§ Data for this exercise
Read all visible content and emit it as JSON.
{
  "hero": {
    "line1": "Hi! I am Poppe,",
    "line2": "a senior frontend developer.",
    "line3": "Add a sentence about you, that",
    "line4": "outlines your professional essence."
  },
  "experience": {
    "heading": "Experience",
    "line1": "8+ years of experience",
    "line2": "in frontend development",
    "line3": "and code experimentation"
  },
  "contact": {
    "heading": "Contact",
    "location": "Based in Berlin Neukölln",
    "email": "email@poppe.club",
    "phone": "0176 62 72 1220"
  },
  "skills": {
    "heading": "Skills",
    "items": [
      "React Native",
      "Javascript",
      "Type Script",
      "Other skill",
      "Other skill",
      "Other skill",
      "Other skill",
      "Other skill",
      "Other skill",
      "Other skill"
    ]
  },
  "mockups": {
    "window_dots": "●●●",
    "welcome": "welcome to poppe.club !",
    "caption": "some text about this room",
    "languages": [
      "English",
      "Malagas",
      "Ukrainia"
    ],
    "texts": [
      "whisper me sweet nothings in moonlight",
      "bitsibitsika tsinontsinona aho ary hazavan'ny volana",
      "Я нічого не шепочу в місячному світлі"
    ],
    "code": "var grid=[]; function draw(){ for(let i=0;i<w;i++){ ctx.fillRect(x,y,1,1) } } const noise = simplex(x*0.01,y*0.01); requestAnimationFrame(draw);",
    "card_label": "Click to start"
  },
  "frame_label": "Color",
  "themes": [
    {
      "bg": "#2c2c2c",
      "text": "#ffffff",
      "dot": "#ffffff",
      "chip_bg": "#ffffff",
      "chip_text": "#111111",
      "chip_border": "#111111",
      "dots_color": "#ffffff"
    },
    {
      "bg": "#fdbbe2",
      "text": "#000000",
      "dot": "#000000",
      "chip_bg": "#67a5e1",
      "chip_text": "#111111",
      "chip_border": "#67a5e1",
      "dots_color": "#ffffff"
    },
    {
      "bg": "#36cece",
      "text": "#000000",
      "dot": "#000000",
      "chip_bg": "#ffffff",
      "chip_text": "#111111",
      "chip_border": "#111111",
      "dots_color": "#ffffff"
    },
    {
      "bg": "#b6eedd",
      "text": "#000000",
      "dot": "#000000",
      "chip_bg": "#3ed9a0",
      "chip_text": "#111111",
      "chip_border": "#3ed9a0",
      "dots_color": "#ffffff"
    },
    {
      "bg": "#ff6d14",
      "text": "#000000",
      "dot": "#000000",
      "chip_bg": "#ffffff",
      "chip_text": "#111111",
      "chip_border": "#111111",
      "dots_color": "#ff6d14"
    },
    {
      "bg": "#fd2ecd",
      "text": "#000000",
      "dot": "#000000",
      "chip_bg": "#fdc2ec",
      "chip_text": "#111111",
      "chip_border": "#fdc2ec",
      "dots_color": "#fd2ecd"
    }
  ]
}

§ What is asked
Output the records verbatim, from the first line to the last.

§ Output of the task
Read all visible content and emit it as JSON.
{
  "hero": {
    "line1": "Hi! I am Poppe,",
    "line2": "a senior frontend developer.",
    "line3": "Add a sentence about you, that",
    "line4": "outlines your professional essence."
  },
  "experience": {
    "heading": "Experience",
    "line1": "8+ years of experience",
    "line2": "in frontend development",
    "line3": "and code experimentation"
  },
  "contact": {
    "heading": "Contact",
    "location": "Based in Berlin Neukölln",
    "email": "email@poppe.club",
    "phone": "0176 62 72 1220"
  },
  "skills": {
    "heading": "Skills",
    "items": [
      "React Native",
      "Javascript",
      "Type Script",
      "Other skill",
      "Other skill",
      "Other skill",
      "Other skill",
      "Other skill",
      "Other skill",
      "Other skill"
    ]
  },
  "mockups": {
    "window_dots": "●●●",
    "welcome": "welcome to poppe.club !",
    "caption": "some text about this room",
    "languages": [
      "English",
      "Malagas",
      "Ukrainia"
    ],
    "texts": [
      "whisper me sweet nothings in moonlight",
      "bitsibitsika tsinontsinona aho ary hazavan'ny volana",
      "Я нічого не шепочу в місячному світлі"
    ],
    "code": "var grid=[]; function draw(){ for(let i=0;i<w;i++){ ctx.fillRect(x,y,1,1) } } const noise = simplex(x*0.01,y*0.01); requestAnimationFrame(draw);",
    "card_label": "Click to start"
  },
  "frame_label": "Color",
  "themes": [
    {
      "bg": "#2c2c2c",
      "text": "#ffffff",
      "dot": "#ffffff",
      "chip_bg": "#ffffff",
      "chip_text": "#111111",
      "chip_border": "#111111",
      "dots_color": "#ffffff"
    },
    {
      "bg": "#fdbbe2",
      "text": "#000000",
      "dot": "#000000",
      "chip_bg": "#67a5e1",
      "chip_text": "#111111",
      "chip_border": "#67a5e1",
      "dots_color": "#ffffff"
    },
    {
      "bg": "#36cece",
      "text": "#000000",
      "dot": "#000000",
      "chip_bg": "#ffffff",
      "chip_text": "#111111",
      "chip_border": "#111111",
      "dots_color": "#ffffff"
    },
    {
      "bg": "#b6eedd",
      "text": "#000000",
      "dot": "#000000",
      "chip_bg": "#3ed9a0",
      "chip_text": "#111111",
      "chip_border": "#3ed9a0",
      "dots_color": "#ffffff"
    },
    {
      "bg": "#ff6d14",
      "text": "#000000",
      "dot": "#000000",
      "chip_bg": "#ffffff",
      "chip_text": "#111111",
      "chip_border": "#111111",
      "dots_color": "#ff6d14"
    },
    {
      "bg": "#fd2ecd",
      "text": "#000000",
      "dot": "#000000",
      "chip_bg": "#fdc2ec",
      "chip_text": "#111111",
      "chip_border": "#fdc2ec",
      "dots_color": "#fd2ecd"
    }
  ]
}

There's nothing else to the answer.